● Task goal: Please output every entry below precisely as written.

(Data Opens)

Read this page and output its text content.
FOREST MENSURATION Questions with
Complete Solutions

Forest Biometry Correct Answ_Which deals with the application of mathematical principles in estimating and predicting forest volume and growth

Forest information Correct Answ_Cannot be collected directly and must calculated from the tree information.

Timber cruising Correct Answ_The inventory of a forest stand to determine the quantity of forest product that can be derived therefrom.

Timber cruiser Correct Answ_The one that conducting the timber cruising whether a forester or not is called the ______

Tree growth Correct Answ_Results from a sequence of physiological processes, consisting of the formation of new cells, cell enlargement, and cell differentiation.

(Data Closes)

● Solution for this task:
Read this page and output its text content.
FOREST MENSURATION Questions with
Complete Solutions

Forest Biometry Correct Answ_Which deals with the application of mathematical principles in estimating and predicting forest volume and growth

Forest information Correct Answ_Cannot be collected directly and must calculated from the tree information.

Timber cruising Correct Answ_The inventory of a forest stand to determine the quantity of forest product that can be derived therefrom.

Timber cruiser Correct Answ_The one that conducting the timber cruising whether a forester or not is called the ______

Tree growth Correct Answ_Results from a sequence of physiological processes, consisting of the formation of new cells, cell enlargement, and cell differentiation.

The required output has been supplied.